Stored records:
[START]

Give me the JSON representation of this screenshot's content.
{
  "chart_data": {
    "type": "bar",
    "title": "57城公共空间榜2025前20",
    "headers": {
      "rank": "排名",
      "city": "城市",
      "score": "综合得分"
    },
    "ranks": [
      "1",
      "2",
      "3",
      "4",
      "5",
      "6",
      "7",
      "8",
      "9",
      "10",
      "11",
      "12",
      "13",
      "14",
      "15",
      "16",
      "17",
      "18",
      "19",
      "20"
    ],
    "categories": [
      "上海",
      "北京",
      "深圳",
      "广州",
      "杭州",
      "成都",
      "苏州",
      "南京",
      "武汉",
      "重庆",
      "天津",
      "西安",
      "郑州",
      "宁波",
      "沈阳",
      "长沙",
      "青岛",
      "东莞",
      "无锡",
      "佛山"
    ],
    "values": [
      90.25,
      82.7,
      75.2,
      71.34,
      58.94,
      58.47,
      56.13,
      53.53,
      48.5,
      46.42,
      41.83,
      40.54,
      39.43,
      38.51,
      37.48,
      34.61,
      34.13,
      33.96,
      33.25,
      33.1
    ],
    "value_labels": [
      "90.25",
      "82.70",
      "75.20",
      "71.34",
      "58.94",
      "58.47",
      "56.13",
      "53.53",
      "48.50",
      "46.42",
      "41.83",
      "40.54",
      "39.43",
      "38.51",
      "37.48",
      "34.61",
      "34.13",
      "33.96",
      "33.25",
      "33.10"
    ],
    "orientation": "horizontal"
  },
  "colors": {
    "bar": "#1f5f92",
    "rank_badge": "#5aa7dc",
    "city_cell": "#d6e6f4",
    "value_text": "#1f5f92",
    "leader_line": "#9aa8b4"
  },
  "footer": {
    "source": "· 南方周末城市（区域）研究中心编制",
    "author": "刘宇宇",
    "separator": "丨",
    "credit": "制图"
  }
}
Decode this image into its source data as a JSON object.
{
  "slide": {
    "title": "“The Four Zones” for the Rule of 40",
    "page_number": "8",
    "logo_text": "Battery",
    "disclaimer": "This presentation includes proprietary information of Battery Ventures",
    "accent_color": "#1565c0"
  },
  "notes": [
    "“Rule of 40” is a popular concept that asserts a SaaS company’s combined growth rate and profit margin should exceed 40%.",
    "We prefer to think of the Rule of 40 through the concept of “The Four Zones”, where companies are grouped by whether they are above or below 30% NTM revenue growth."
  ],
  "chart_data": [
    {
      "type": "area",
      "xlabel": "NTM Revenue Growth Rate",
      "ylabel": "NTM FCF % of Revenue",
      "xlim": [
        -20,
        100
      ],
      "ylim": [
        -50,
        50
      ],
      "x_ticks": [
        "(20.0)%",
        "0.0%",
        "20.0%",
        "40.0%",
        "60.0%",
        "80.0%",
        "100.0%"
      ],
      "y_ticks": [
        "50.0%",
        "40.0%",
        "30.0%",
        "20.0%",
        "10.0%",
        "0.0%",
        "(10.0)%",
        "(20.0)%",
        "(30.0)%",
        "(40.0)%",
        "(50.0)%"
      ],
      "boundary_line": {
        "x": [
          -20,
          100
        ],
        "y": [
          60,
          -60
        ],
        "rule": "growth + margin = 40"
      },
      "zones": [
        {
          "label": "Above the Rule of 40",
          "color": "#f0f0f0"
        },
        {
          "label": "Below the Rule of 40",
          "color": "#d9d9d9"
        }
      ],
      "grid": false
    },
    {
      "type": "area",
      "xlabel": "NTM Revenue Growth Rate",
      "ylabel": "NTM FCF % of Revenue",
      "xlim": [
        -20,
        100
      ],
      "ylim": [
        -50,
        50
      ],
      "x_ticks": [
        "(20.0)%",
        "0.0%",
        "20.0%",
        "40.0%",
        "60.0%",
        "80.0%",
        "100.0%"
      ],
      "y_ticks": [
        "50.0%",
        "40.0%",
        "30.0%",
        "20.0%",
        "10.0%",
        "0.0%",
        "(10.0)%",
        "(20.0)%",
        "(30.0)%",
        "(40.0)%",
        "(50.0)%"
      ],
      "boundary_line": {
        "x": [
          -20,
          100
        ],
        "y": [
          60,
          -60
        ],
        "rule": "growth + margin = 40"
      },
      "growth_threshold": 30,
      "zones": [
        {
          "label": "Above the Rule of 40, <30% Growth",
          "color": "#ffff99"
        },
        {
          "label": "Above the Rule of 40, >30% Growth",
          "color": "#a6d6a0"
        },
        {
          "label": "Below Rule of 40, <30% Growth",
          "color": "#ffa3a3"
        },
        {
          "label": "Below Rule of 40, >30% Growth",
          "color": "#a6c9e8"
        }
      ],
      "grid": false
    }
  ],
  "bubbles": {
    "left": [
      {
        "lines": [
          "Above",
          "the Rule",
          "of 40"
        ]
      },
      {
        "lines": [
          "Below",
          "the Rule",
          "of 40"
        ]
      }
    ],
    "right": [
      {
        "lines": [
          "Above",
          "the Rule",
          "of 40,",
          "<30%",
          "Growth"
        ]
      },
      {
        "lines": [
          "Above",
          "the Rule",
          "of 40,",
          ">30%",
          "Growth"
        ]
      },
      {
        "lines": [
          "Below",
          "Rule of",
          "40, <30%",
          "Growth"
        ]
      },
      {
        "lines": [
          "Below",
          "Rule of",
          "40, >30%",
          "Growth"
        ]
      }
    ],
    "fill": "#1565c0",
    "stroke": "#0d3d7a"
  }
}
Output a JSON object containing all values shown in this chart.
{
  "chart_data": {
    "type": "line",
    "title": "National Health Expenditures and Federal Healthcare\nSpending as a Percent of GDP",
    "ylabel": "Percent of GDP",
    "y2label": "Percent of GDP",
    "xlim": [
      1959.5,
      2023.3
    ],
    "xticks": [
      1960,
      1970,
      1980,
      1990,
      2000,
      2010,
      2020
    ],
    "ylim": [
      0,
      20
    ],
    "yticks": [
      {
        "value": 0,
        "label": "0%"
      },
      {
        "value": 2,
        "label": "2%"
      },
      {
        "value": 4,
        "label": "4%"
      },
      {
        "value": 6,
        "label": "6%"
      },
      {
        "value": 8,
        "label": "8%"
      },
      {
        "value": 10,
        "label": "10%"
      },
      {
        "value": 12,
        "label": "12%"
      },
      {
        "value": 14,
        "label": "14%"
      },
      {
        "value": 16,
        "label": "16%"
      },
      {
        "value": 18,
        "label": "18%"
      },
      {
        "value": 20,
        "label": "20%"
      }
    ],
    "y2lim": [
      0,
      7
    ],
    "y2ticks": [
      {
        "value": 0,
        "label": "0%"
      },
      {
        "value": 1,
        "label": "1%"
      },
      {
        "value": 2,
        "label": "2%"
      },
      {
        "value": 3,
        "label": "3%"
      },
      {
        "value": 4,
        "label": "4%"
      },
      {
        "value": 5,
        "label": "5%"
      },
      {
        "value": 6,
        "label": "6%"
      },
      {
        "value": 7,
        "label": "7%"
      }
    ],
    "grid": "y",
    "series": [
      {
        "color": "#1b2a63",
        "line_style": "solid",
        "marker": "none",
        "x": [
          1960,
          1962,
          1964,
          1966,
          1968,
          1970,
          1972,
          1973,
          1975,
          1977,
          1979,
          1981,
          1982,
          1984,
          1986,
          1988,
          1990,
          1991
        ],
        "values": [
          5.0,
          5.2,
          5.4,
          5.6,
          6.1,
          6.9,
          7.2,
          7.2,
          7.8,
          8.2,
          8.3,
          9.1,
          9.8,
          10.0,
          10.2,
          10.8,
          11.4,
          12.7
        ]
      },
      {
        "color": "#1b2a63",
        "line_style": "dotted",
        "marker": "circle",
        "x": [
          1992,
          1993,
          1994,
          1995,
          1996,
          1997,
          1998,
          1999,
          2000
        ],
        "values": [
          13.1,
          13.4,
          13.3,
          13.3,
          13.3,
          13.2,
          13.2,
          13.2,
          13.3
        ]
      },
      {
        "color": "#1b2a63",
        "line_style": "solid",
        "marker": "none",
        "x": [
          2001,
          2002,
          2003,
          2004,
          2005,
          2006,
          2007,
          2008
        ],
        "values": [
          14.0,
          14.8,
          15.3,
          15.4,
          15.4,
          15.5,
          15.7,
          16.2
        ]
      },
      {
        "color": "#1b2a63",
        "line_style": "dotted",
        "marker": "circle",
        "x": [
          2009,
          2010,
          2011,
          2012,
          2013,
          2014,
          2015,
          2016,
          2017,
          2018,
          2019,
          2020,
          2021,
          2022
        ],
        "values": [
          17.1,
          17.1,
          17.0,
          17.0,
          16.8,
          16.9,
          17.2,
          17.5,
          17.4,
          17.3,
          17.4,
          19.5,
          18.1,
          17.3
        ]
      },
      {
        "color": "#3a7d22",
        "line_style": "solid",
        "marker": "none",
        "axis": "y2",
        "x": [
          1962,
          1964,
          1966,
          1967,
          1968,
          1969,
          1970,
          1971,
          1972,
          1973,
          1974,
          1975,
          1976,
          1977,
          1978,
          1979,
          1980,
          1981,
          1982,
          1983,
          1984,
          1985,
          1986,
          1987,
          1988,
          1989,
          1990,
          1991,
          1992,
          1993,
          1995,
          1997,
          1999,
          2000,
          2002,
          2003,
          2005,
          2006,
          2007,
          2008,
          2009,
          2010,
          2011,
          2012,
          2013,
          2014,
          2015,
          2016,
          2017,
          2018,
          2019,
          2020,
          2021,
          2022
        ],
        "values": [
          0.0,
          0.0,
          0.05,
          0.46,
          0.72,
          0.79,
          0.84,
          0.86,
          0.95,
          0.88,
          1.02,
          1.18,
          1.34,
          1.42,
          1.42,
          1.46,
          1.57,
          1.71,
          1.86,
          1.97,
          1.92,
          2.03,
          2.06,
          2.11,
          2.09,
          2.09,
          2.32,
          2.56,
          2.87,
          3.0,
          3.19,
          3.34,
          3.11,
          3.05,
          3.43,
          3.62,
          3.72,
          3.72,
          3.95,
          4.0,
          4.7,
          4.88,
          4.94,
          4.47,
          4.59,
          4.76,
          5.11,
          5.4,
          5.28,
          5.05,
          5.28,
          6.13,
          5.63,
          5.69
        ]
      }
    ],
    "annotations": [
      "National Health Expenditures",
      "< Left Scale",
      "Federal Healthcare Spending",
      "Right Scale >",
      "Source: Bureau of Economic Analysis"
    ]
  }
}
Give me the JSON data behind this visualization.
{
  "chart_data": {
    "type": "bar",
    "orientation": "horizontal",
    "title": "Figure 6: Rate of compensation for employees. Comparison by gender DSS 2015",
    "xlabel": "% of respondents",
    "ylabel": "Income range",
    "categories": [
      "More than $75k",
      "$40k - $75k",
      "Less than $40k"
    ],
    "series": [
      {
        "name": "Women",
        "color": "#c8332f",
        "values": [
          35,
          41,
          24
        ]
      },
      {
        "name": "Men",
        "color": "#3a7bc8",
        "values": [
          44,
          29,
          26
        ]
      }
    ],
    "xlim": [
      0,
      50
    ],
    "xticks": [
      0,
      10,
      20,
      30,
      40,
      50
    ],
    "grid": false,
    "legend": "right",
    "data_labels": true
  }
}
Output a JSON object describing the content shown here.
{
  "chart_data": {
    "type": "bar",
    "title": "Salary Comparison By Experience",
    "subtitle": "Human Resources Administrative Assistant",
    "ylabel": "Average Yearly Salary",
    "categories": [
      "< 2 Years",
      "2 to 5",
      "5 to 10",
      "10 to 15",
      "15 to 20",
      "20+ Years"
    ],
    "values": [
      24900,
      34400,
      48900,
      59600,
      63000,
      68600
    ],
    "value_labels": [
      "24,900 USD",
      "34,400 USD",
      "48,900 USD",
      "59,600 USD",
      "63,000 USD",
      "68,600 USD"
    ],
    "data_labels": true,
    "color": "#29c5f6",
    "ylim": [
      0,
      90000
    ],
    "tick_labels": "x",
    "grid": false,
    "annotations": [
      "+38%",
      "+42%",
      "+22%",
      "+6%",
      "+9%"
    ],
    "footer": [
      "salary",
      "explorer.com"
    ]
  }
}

[END]

## Aim
Copy exactly the line containing "Output a JSON object describing" and every line after it, ending with the last line of the records above.

## Correct output
Output a JSON object describing the content shown here.
{
  "chart_data": {
    "type": "bar",
    "title": "Salary Comparison By Experience",
    "subtitle": "Human Resources Administrative Assistant",
    "ylabel": "Average Yearly Salary",
    "categories": [
      "< 2 Years",
      "2 to 5",
      "5 to 10",
      "10 to 15",
      "15 to 20",
      "20+ Years"
    ],
    "values": [
      24900,
      34400,
      48900,
      59600,
      63000,
      68600
    ],
    "value_labels": [
      "24,900 USD",
      "34,400 USD",
      "48,900 USD",
      "59,600 USD",
      "63,000 USD",
      "68,600 USD"
    ],
    "data_labels": true,
    "color": "#29c5f6",
    "ylim": [
      0,
      90000
    ],
    "tick_labels": "x",
    "grid": false,
    "annotations": [
      "+38%",
      "+42%",
      "+22%",
      "+6%",
      "+9%"
    ],
    "footer": [
      "salary",
      "explorer.com"
    ]
  }
}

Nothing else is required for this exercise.